Collected data:
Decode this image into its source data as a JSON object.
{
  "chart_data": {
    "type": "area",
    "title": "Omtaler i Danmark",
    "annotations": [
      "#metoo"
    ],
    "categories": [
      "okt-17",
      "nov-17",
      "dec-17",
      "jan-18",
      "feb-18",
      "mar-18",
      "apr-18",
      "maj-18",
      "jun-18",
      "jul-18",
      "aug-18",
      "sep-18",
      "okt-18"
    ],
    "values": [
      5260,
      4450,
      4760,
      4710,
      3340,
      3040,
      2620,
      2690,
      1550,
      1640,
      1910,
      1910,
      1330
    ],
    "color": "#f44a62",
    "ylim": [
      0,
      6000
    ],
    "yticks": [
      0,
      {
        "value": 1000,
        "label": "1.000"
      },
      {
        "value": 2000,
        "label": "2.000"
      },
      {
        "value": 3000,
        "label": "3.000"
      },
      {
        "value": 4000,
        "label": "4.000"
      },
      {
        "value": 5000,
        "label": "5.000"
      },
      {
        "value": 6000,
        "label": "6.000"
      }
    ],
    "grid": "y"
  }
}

Job: Copy down the material exactly as written.

Task result:
Decode this image into its source data as a JSON object.
{
  "chart_data": {
    "type": "area",
    "title": "Omtaler i Danmark",
    "annotations": [
      "#metoo"
    ],
    "categories": [
      "okt-17",
      "nov-17",
      "dec-17",
      "jan-18",
      "feb-18",
      "mar-18",
      "apr-18",
      "maj-18",
      "jun-18",
      "jul-18",
      "aug-18",
      "sep-18",
      "okt-18"
    ],
    "values": [
      5260,
      4450,
      4760,
      4710,
      3340,
      3040,
      2620,
      2690,
      1550,
      1640,
      1910,
      1910,
      1330
    ],
    "color": "#f44a62",
    "ylim": [
      0,
      6000
    ],
    "yticks": [
      0,
      {
        "value": 1000,
        "label": "1.000"
      },
      {
        "value": 2000,
        "label": "2.000"
      },
      {
        "value": 3000,
        "label": "3.000"
      },
      {
        "value": 4000,
        "label": "4.000"
      },
      {
        "value": 5000,
        "label": "5.000"
      },
      {
        "value": 6000,
        "label": "6.000"
      }
    ],
    "grid": "y"
  }
}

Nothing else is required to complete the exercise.